| DO THIS |
In the lines below, how many hold the word "Abierta"? Answer only with the number.

| INFORMATION PROVIDED |
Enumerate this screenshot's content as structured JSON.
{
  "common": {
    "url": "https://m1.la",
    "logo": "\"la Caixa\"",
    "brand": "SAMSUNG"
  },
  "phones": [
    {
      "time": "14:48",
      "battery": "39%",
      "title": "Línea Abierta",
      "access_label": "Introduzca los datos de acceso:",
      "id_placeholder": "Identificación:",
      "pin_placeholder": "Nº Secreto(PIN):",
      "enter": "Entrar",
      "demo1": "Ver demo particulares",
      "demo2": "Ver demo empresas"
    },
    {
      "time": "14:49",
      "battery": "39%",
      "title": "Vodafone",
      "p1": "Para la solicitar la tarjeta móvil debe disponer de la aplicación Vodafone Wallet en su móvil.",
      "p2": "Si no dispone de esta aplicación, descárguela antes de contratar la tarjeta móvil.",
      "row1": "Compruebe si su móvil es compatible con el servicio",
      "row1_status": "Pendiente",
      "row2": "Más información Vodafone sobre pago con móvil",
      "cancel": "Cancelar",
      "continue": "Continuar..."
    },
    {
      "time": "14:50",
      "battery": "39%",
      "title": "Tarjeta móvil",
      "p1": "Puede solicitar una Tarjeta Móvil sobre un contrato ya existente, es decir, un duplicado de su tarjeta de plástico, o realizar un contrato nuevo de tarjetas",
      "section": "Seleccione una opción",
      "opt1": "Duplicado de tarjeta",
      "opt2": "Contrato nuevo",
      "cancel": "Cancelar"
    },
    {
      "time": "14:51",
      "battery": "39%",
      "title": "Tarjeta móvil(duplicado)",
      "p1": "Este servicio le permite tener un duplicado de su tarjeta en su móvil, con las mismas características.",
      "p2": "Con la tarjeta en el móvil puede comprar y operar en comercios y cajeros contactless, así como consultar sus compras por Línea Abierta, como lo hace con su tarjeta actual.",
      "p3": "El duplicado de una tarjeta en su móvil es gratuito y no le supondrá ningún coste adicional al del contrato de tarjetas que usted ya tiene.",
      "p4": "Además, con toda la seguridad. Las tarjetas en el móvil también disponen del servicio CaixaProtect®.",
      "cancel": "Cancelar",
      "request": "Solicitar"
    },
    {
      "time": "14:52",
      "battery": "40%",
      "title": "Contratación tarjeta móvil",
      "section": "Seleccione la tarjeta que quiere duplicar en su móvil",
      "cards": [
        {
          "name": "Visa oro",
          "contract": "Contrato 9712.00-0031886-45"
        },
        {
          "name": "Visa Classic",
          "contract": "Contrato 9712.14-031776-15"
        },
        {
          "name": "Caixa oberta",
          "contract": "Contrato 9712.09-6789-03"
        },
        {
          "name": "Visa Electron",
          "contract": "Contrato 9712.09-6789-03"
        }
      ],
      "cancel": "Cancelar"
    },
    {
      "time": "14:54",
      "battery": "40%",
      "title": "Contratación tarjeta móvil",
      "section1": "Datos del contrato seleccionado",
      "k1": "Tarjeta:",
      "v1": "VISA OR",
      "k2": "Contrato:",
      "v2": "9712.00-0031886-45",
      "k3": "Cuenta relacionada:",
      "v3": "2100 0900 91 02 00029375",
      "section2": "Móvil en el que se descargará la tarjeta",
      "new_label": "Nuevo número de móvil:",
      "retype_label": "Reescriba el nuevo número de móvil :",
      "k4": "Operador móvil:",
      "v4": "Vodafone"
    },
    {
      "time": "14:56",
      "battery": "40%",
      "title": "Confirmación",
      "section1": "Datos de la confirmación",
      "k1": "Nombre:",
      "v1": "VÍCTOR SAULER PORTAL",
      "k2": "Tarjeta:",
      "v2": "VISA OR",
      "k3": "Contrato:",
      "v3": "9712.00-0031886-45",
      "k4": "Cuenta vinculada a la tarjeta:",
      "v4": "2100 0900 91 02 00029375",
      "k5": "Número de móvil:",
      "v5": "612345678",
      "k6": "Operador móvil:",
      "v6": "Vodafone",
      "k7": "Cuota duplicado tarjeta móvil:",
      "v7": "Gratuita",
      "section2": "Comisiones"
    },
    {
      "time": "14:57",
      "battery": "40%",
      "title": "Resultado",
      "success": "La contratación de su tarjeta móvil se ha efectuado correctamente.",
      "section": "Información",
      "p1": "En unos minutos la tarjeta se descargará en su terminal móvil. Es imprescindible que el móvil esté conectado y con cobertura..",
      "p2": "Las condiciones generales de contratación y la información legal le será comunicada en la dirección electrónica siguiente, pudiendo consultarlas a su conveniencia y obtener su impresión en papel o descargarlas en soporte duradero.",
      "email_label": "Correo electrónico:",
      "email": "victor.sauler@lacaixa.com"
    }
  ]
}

| COMPLETE ANSWER |
2